Wherever the string "JSON" appears in a line, extract that line.

→ Stored items from a collection
■ ■ ■ ■ ■

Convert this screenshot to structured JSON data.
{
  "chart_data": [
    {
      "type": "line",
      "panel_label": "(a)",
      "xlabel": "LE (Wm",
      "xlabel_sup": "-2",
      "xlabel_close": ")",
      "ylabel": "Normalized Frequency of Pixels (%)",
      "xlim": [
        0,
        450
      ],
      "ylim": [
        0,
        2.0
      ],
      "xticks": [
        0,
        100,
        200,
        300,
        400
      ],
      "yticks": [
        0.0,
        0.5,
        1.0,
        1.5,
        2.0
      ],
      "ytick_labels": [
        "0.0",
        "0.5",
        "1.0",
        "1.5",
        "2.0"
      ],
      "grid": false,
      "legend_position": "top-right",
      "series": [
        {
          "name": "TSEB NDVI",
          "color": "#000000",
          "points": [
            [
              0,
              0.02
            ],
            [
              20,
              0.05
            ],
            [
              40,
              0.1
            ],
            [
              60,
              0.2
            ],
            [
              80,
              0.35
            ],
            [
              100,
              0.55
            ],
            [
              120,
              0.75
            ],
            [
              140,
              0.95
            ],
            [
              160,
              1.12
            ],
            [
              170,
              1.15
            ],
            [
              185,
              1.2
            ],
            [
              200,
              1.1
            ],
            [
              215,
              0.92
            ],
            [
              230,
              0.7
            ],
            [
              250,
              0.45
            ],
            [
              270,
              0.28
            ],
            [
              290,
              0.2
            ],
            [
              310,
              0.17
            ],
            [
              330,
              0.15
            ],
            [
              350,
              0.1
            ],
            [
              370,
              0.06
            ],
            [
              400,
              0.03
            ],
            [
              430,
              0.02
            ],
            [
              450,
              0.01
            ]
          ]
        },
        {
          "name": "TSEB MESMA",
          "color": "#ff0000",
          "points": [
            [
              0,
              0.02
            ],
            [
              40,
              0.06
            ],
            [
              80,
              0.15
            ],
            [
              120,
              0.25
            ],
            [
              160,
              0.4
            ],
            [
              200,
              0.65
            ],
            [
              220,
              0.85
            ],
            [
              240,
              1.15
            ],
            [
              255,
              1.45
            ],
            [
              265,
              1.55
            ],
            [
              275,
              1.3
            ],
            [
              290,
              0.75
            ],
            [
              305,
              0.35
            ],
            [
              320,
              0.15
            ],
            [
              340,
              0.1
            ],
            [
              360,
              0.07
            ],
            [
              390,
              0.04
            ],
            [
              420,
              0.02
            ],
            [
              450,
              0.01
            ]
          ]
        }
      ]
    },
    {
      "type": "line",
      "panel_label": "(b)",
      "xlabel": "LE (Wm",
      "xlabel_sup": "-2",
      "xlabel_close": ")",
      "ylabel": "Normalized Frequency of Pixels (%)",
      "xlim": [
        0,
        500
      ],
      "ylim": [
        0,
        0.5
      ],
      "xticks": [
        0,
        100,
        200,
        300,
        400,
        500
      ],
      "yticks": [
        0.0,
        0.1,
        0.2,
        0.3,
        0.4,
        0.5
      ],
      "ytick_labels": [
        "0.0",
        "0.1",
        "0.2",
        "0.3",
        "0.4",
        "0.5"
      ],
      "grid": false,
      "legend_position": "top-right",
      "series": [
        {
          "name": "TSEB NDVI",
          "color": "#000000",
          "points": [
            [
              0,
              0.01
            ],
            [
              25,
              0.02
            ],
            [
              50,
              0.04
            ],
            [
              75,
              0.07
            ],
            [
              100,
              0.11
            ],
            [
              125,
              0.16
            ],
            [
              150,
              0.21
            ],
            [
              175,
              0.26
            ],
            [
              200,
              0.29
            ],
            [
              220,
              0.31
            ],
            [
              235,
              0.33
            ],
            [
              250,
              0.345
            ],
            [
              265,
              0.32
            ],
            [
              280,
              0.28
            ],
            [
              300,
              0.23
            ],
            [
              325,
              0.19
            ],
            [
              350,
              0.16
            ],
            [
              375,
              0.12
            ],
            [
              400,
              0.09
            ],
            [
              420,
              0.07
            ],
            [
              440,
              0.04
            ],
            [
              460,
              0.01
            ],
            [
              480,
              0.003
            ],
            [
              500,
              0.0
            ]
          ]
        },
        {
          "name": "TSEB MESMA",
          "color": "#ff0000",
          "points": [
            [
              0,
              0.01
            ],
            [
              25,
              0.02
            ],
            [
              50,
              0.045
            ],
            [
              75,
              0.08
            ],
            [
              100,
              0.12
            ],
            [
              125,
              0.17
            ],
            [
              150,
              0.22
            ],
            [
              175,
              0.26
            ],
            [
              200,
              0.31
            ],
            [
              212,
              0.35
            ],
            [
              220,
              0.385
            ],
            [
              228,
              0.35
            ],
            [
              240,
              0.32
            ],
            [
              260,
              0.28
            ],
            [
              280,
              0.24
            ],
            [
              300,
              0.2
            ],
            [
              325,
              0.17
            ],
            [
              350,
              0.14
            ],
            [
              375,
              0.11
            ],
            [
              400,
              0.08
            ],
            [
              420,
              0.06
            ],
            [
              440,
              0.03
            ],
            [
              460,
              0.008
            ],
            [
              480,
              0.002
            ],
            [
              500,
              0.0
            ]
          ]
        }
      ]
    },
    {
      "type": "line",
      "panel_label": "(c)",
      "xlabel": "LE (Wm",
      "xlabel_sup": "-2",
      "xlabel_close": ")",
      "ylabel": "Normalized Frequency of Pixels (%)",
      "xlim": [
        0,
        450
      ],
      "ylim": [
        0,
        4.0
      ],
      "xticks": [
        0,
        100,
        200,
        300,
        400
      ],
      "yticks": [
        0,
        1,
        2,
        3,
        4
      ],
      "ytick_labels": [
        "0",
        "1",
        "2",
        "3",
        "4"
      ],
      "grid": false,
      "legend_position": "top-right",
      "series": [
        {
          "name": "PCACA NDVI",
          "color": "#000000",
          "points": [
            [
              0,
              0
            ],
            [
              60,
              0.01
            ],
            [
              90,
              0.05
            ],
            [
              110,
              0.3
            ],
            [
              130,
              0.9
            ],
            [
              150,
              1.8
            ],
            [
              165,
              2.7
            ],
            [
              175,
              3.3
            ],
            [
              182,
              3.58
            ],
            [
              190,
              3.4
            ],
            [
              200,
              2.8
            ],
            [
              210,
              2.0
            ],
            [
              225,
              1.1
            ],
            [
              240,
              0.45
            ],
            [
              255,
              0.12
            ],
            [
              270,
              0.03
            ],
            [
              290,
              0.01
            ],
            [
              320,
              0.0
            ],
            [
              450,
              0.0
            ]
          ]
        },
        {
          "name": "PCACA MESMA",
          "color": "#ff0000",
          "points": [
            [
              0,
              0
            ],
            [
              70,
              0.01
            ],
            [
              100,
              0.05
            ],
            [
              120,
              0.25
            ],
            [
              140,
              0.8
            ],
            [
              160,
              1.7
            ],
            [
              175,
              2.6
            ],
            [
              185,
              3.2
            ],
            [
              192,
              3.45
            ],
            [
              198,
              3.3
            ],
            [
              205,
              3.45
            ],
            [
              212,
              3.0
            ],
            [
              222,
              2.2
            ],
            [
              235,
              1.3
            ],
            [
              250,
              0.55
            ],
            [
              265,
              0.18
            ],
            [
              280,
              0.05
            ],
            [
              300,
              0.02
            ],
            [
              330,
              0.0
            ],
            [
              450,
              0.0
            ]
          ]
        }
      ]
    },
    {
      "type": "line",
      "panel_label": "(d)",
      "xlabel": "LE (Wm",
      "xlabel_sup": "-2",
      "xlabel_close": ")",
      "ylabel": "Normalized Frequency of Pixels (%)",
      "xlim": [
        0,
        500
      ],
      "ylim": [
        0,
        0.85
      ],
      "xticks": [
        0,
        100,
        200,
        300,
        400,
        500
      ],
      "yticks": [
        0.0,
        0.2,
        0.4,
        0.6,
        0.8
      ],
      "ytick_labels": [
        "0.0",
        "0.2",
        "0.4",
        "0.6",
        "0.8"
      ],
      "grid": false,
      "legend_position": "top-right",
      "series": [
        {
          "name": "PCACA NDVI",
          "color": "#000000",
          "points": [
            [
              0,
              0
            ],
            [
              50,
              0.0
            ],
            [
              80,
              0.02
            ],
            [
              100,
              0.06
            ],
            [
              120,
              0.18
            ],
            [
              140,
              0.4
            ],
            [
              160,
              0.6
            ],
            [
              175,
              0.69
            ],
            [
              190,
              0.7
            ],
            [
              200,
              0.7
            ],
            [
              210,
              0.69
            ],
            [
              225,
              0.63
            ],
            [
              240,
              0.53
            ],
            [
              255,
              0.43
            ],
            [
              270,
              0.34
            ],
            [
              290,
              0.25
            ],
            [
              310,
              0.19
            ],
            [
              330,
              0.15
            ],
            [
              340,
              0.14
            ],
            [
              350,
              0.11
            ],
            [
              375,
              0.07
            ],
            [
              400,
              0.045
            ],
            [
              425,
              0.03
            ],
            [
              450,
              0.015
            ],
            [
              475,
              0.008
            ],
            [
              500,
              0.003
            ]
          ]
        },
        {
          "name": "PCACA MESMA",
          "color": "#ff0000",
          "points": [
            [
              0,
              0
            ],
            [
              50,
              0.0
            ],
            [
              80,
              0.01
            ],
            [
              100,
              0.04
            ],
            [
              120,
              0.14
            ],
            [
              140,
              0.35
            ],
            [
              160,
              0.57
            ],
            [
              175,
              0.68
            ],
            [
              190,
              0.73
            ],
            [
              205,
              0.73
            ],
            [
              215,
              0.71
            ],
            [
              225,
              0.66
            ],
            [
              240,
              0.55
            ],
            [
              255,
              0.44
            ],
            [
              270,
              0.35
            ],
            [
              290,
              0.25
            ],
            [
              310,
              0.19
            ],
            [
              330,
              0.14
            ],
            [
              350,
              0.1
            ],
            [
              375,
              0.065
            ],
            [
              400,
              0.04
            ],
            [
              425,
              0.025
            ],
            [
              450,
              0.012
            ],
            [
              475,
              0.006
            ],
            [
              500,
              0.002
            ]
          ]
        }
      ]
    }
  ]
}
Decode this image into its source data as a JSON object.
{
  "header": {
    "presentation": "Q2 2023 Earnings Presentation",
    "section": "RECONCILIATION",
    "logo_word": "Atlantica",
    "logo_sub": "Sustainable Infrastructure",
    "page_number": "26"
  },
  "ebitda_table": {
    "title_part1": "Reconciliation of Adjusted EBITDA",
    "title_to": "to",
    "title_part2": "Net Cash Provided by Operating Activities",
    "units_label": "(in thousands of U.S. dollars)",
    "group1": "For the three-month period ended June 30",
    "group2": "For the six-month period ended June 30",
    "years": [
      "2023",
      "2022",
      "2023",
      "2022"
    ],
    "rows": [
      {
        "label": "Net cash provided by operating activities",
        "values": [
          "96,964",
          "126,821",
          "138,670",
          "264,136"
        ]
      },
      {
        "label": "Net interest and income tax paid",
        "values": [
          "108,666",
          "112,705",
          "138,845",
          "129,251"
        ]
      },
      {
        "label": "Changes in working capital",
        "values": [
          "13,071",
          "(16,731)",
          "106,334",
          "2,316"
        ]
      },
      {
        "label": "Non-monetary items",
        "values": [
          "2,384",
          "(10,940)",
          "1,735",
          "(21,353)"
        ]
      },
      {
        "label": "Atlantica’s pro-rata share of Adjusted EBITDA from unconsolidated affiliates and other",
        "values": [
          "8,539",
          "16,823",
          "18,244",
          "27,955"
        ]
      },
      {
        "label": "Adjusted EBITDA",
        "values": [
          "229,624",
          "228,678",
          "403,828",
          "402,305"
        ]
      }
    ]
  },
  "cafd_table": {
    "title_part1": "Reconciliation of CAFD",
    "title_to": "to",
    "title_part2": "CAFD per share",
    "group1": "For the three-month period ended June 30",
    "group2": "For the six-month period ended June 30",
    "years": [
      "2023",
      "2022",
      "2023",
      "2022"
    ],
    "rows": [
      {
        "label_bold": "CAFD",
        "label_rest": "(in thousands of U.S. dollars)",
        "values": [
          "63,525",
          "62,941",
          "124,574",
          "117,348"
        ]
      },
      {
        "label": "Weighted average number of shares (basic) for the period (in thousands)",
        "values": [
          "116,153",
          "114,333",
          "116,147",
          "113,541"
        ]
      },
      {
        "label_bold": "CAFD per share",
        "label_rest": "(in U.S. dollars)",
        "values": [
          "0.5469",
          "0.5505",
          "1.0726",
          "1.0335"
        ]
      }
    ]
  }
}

■ ■ ■ ■ ■

→ Result below
Convert this screenshot to structured JSON data.
Decode this image into its source data as a JSON object.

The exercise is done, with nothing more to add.